§ **SUPPLIED TEXT**

______

Presto SDK with Local Cache
Presto provides an SDK way to combined with Alluxio. With the SDK, hot data that need to be scanned frequently can be cached locally on Presto Workers that execute the TableScan operator.
Prerequisites
- Setup Java for Java 8 Update 161 or higher (8u161+), 64-bit.
- Deploy Presto.
- Alluxio has been set up and is running following the deployment guide here.
- Make sure that the Alluxio client jar that provides the SDK is available. This Alluxio client jar file can be found at
/<PATH_TO_ALLUXIO>/client/alluxio-${VERSION}-client.jar
in the tarball downloaded from Alluxio download page. - Make sure that Hive Metastore is running to serve metadata information of Hive tables. The default port of Hive Metastore is
9083
. Executinglsof -i:9083
can check whether the Hive Metastore process exists or not.

______

§ **Layout annotation data**
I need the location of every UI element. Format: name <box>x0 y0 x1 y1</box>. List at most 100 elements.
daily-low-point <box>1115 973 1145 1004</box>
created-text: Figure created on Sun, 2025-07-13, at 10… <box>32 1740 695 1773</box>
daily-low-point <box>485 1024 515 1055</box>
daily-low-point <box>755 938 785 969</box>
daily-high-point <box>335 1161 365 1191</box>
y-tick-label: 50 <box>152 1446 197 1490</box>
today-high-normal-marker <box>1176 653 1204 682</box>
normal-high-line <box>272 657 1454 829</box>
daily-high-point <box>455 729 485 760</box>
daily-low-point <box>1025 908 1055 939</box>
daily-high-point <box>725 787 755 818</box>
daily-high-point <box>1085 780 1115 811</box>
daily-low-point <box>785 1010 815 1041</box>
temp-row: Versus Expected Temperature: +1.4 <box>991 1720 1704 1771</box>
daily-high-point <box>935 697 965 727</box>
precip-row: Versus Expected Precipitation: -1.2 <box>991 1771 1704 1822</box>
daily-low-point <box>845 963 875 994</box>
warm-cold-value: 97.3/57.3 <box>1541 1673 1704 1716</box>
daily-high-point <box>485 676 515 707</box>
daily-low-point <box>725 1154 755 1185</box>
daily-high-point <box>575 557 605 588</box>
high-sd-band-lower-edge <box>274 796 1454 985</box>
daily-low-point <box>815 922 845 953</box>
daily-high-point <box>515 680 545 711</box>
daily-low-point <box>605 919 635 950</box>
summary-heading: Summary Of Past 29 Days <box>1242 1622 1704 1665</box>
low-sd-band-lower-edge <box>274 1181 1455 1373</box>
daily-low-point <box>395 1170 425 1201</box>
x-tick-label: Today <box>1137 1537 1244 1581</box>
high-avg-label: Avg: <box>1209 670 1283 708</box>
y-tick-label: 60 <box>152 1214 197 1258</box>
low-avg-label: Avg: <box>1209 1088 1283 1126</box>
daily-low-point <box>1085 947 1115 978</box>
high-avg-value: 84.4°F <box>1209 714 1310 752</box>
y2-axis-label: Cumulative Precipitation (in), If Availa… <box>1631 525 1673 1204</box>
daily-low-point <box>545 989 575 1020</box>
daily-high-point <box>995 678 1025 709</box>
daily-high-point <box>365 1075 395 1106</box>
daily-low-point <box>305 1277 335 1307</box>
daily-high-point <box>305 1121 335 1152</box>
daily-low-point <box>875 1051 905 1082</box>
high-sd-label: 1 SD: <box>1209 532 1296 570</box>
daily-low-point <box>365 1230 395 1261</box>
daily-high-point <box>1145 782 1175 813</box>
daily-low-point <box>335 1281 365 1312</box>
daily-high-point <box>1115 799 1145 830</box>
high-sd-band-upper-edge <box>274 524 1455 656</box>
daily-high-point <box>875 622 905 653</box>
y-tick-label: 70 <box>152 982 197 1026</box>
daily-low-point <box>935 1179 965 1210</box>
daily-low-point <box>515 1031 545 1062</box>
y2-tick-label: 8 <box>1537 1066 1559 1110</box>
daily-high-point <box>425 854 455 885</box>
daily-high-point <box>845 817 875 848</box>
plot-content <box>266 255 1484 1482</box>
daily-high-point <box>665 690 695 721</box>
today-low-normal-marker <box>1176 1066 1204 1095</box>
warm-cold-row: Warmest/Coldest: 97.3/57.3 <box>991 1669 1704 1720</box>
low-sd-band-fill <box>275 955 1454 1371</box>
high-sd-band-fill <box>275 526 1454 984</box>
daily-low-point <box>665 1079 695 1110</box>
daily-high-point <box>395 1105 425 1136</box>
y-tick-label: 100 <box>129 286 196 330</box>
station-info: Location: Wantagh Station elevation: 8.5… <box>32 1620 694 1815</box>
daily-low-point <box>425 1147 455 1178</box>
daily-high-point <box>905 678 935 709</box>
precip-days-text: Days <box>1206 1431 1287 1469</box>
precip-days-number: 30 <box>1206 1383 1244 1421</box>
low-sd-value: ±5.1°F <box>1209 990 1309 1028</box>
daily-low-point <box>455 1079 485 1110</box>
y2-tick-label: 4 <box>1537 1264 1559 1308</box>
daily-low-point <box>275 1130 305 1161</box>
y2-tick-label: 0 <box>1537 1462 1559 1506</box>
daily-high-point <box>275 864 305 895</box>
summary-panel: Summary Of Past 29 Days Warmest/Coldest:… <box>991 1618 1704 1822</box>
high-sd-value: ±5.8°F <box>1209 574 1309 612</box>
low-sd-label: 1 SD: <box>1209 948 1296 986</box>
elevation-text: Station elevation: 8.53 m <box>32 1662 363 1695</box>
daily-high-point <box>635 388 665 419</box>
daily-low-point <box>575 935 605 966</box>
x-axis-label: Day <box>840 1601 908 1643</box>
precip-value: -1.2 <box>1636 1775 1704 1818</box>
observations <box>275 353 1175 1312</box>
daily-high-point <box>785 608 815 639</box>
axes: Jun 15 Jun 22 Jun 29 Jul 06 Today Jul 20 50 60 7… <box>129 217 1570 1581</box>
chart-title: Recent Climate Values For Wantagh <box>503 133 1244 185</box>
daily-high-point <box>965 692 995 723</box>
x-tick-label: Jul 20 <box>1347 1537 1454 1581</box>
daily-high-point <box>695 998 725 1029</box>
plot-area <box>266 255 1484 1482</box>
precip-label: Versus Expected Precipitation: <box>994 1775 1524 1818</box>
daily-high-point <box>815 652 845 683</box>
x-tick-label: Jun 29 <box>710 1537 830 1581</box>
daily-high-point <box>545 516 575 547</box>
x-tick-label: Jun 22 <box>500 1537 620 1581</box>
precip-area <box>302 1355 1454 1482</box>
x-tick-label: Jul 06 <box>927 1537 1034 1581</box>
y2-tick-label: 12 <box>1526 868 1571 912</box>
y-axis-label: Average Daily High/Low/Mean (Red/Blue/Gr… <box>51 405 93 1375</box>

______

§ **WRITTEN PROBLEM**
Retype the entire Presto local cache text without changing anything. Rely on the Presto local cache text alone.

§ **RESPONSE**
Presto SDK with Local Cache
Presto provides an SDK way to combined with Alluxio. With the SDK, hot data that need to be scanned frequently can be cached locally on Presto Workers that execute the TableScan operator.
Prerequisites
- Setup Java for Java 8 Update 161 or higher (8u161+), 64-bit.
- Deploy Presto.
- Alluxio has been set up and is running following the deployment guide here.
- Make sure that the Alluxio client jar that provides the SDK is available. This Alluxio client jar file can be found at
/<PATH_TO_ALLUXIO>/client/alluxio-${VERSION}-client.jar
in the tarball downloaded from Alluxio download page. - Make sure that Hive Metastore is running to serve metadata information of Hive tables. The default port of Hive Metastore is
9083
. Executinglsof -i:9083
can check whether the Hive Metastore process exists or not.